Records drawn from a dataset:
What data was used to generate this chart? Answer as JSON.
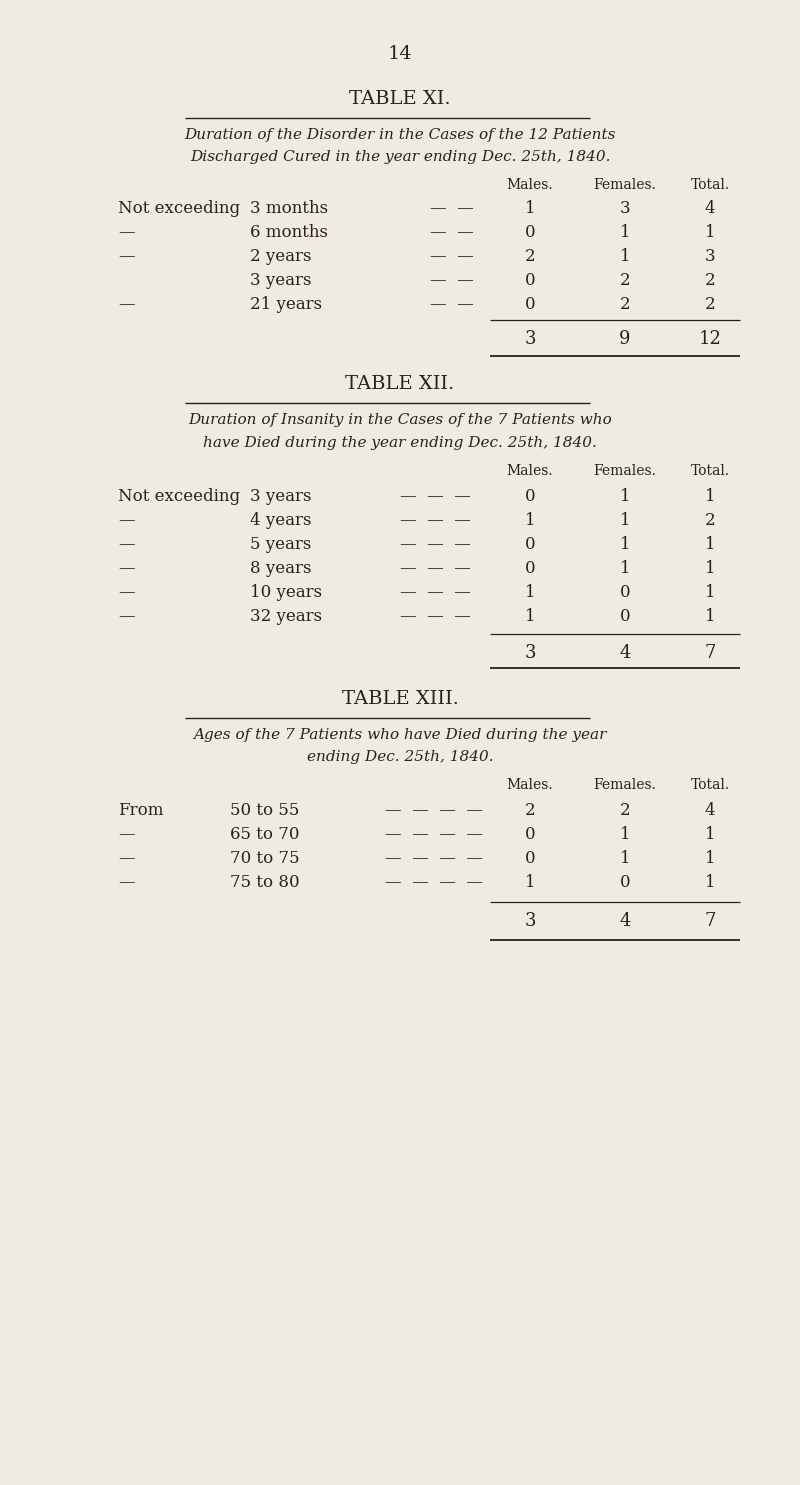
{
  "page_number": "14",
  "bg_color": "#f0ebe0",
  "text_color": "#2a2018",
  "table11": {
    "title": "TABLE XI.",
    "subtitle_line1": "Duration of the Disorder in the Cases of the 12 Patients",
    "subtitle_line2": "Discharged Cured in the year ending Dec. 25th, 1840.",
    "col_headers": [
      "Males.",
      "Females.",
      "Total."
    ],
    "rows": [
      {
        "label1": "Not exceeding",
        "label2": "3 months",
        "dashes": "—  —",
        "males": "1",
        "females": "3",
        "total": "4"
      },
      {
        "label1": "—",
        "label2": "6 months",
        "dashes": "—  —",
        "males": "0",
        "females": "1",
        "total": "1"
      },
      {
        "label1": "—",
        "label2": "2 years",
        "dashes": "—  —",
        "males": "2",
        "females": "1",
        "total": "3"
      },
      {
        "label1": "",
        "label2": "3 years",
        "dashes": "—  —",
        "males": "0",
        "females": "2",
        "total": "2"
      },
      {
        "label1": "—",
        "label2": "21 years",
        "dashes": "—  —",
        "males": "0",
        "females": "2",
        "total": "2"
      }
    ],
    "totals": [
      "3",
      "9",
      "12"
    ]
  },
  "table12": {
    "title": "TABLE XII.",
    "subtitle_line1": "Duration of Insanity in the Cases of the 7 Patients who",
    "subtitle_line2": "have Died during the year ending Dec. 25th, 1840.",
    "col_headers": [
      "Males.",
      "Females.",
      "Total."
    ],
    "rows": [
      {
        "label1": "Not exceeding",
        "label2": "3 years",
        "dashes": "—  —  —",
        "males": "0",
        "females": "1",
        "total": "1"
      },
      {
        "label1": "—",
        "label2": "4 years",
        "dashes": "—  —  —",
        "males": "1",
        "females": "1",
        "total": "2"
      },
      {
        "label1": "—",
        "label2": "5 years",
        "dashes": "—  —  —",
        "males": "0",
        "females": "1",
        "total": "1"
      },
      {
        "label1": "—",
        "label2": "8 years",
        "dashes": "—  —  —",
        "males": "0",
        "females": "1",
        "total": "1"
      },
      {
        "label1": "—",
        "label2": "10 years",
        "dashes": "—  —  —",
        "males": "1",
        "females": "0",
        "total": "1"
      },
      {
        "label1": "—",
        "label2": "32 years",
        "dashes": "—  —  —",
        "males": "1",
        "females": "0",
        "total": "1"
      }
    ],
    "totals": [
      "3",
      "4",
      "7"
    ]
  },
  "table13": {
    "title": "TABLE XIII.",
    "subtitle_line1": "Ages of the 7 Patients who have Died during the year",
    "subtitle_line2": "ending Dec. 25th, 1840.",
    "col_headers": [
      "Males.",
      "Females.",
      "Total."
    ],
    "rows": [
      {
        "label1": "From",
        "label2": "50 to 55",
        "dashes": "—  —  —  —",
        "males": "2",
        "females": "2",
        "total": "4"
      },
      {
        "label1": "—",
        "label2": "65 to 70",
        "dashes": "—  —  —  —",
        "males": "0",
        "females": "1",
        "total": "1"
      },
      {
        "label1": "—",
        "label2": "70 to 75",
        "dashes": "—  —  —  —",
        "males": "0",
        "females": "1",
        "total": "1"
      },
      {
        "label1": "—",
        "label2": "75 to 80",
        "dashes": "—  —  —  —",
        "males": "1",
        "females": "0",
        "total": "1"
      }
    ],
    "totals": [
      "3",
      "4",
      "7"
    ]
  }
}
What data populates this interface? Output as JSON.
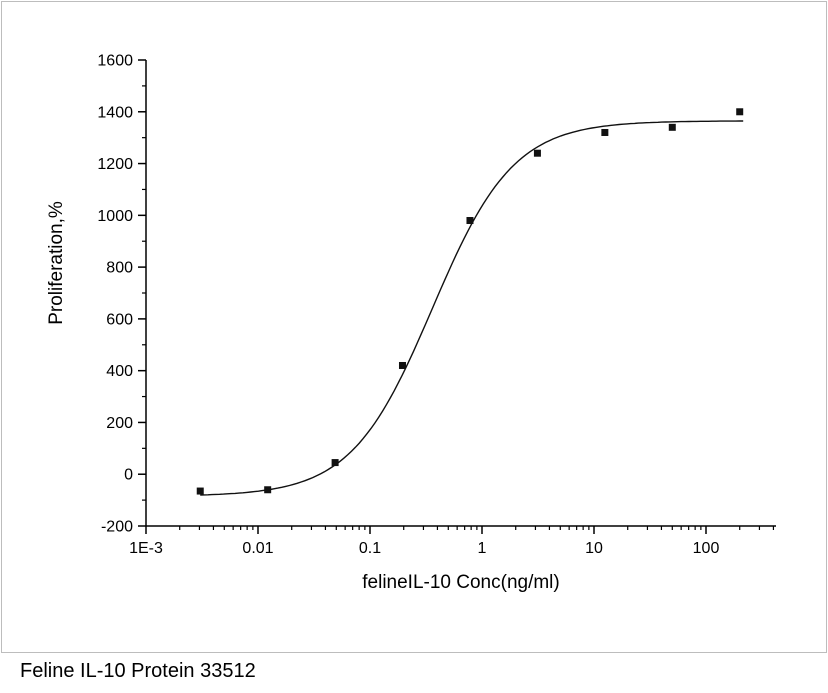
{
  "caption": "Feline IL-10 Protein 33512",
  "chart_data": {
    "type": "scatter",
    "title": "",
    "xlabel": "felineIL-10 Conc(ng/ml)",
    "ylabel": "Proliferation,%",
    "x_scale": "log",
    "xlim_log10": [
      -3,
      2.625
    ],
    "ylim": [
      -200,
      1600
    ],
    "y_major_step": 200,
    "y_minor_step": 100,
    "x_major_ticks": [
      {
        "value": 0.001,
        "label": "1E-3"
      },
      {
        "value": 0.01,
        "label": "0.01"
      },
      {
        "value": 0.1,
        "label": "0.1"
      },
      {
        "value": 1,
        "label": "1"
      },
      {
        "value": 10,
        "label": "10"
      },
      {
        "value": 100,
        "label": "100"
      }
    ],
    "points": {
      "x": [
        0.00305,
        0.0122,
        0.0488,
        0.195,
        0.781,
        3.125,
        12.5,
        50,
        200
      ],
      "y": [
        -65,
        -60,
        45,
        420,
        980,
        1240,
        1320,
        1340,
        1400
      ]
    },
    "fit_curve": {
      "model": "4PL",
      "bottom": -85,
      "top": 1365,
      "ec50": 0.36,
      "hill": 1.2,
      "x_start": 0.00305,
      "x_end": 215
    },
    "marker": {
      "shape": "square",
      "size": 7,
      "color": "#111111"
    },
    "line_color": "#111111",
    "axis_color": "#000000",
    "legend": "none",
    "grid": "off"
  }
}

**What to do**
Set down the lines of the records above exactly, apart from the pictures.

**Completed task**
What data was used to generate this chart? Answer as JSON.
{
  "page_number": "14",
  "bg_color": "#f0ebe0",
  "text_color": "#2a2018",
  "table11": {
    "title": "TABLE XI.",
    "subtitle_line1": "Duration of the Disorder in the Cases of the 12 Patients",
    "subtitle_line2": "Discharged Cured in the year ending Dec. 25th, 1840.",
    "col_headers": [
      "Males.",
      "Females.",
      "Total."
    ],
    "rows": [
      {
        "label1": "Not exceeding",
        "label2": "3 months",
        "dashes": "—  —",
        "males": "1",
        "females": "3",
        "total": "4"
      },
      {
        "label1": "—",
        "label2": "6 months",
        "dashes": "—  —",
        "males": "0",
        "females": "1",
        "total": "1"
      },
      {
        "label1": "—",
        "label2": "2 years",
        "dashes": "—  —",
        "males": "2",
        "females": "1",
        "total": "3"
      },
      {
        "label1": "",
        "label2": "3 years",
        "dashes": "—  —",
        "males": "0",
        "females": "2",
        "total": "2"
      },
      {
        "label1": "—",
        "label2": "21 years",
        "dashes": "—  —",
        "males": "0",
        "females": "2",
        "total": "2"
      }
    ],
    "totals": [
      "3",
      "9",
      "12"
    ]
  },
  "table12": {
    "title": "TABLE XII.",
    "subtitle_line1": "Duration of Insanity in the Cases of the 7 Patients who",
    "subtitle_line2": "have Died during the year ending Dec. 25th, 1840.",
    "col_headers": [
      "Males.",
      "Females.",
      "Total."
    ],
    "rows": [
      {
        "label1": "Not exceeding",
        "label2": "3 years",
        "dashes": "—  —  —",
        "males": "0",
        "females": "1",
        "total": "1"
      },
      {
        "label1": "—",
        "label2": "4 years",
        "dashes": "—  —  —",
        "males": "1",
        "females": "1",
        "total": "2"
      },
      {
        "label1": "—",
        "label2": "5 years",
        "dashes": "—  —  —",
        "males": "0",
        "females": "1",
        "total": "1"
      },
      {
        "label1": "—",
        "label2": "8 years",
        "dashes": "—  —  —",
        "males": "0",
        "females": "1",
        "total": "1"
      },
      {
        "label1": "—",
        "label2": "10 years",
        "dashes": "—  —  —",
        "males": "1",
        "females": "0",
        "total": "1"
      },
      {
        "label1": "—",
        "label2": "32 years",
        "dashes": "—  —  —",
        "males": "1",
        "females": "0",
        "total": "1"
      }
    ],
    "totals": [
      "3",
      "4",
      "7"
    ]
  },
  "table13": {
    "title": "TABLE XIII.",
    "subtitle_line1": "Ages of the 7 Patients who have Died during the year",
    "subtitle_line2": "ending Dec. 25th, 1840.",
    "col_headers": [
      "Males.",
      "Females.",
      "Total."
    ],
    "rows": [
      {
        "label1": "From",
        "label2": "50 to 55",
        "dashes": "—  —  —  —",
        "males": "2",
        "females": "2",
        "total": "4"
      },
      {
        "label1": "—",
        "label2": "65 to 70",
        "dashes": "—  —  —  —",
        "males": "0",
        "females": "1",
        "total": "1"
      },
      {
        "label1": "—",
        "label2": "70 to 75",
        "dashes": "—  —  —  —",
        "males": "0",
        "females": "1",
        "total": "1"
      },
      {
        "label1": "—",
        "label2": "75 to 80",
        "dashes": "—  —  —  —",
        "males": "1",
        "females": "0",
        "total": "1"
      }
    ],
    "totals": [
      "3",
      "4",
      "7"
    ]
  }
}
What data populates this interface? Output as JSON.
{
  "caption": "Feline IL-10 Protein 33512",
  "chart_data": {
    "type": "scatter",
    "title": "",
    "xlabel": "felineIL-10 Conc(ng/ml)",
    "ylabel": "Proliferation,%",
    "x_scale": "log",
    "xlim_log10": [
      -3,
      2.625
    ],
    "ylim": [
      -200,
      1600
    ],
    "y_major_step": 200,
    "y_minor_step": 100,
    "x_major_ticks": [
      {
        "value": 0.001,
        "label": "1E-3"
      },
      {
        "value": 0.01,
        "label": "0.01"
      },
      {
        "value": 0.1,
        "label": "0.1"
      },
      {
        "value": 1,
        "label": "1"
      },
      {
        "value": 10,
        "label": "10"
      },
      {
        "value": 100,
        "label": "100"
      }
    ],
    "points": {
      "x": [
        0.00305,
        0.0122,
        0.0488,
        0.195,
        0.781,
        3.125,
        12.5,
        50,
        200
      ],
      "y": [
        -65,
        -60,
        45,
        420,
        980,
        1240,
        1320,
        1340,
        1400
      ]
    },
    "fit_curve": {
      "model": "4PL",
      "bottom": -85,
      "top": 1365,
      "ec50": 0.36,
      "hill": 1.2,
      "x_start": 0.00305,
      "x_end": 215
    },
    "marker": {
      "shape": "square",
      "size": 7,
      "color": "#111111"
    },
    "line_color": "#111111",
    "axis_color": "#000000",
    "legend": "none",
    "grid": "off"
  }
}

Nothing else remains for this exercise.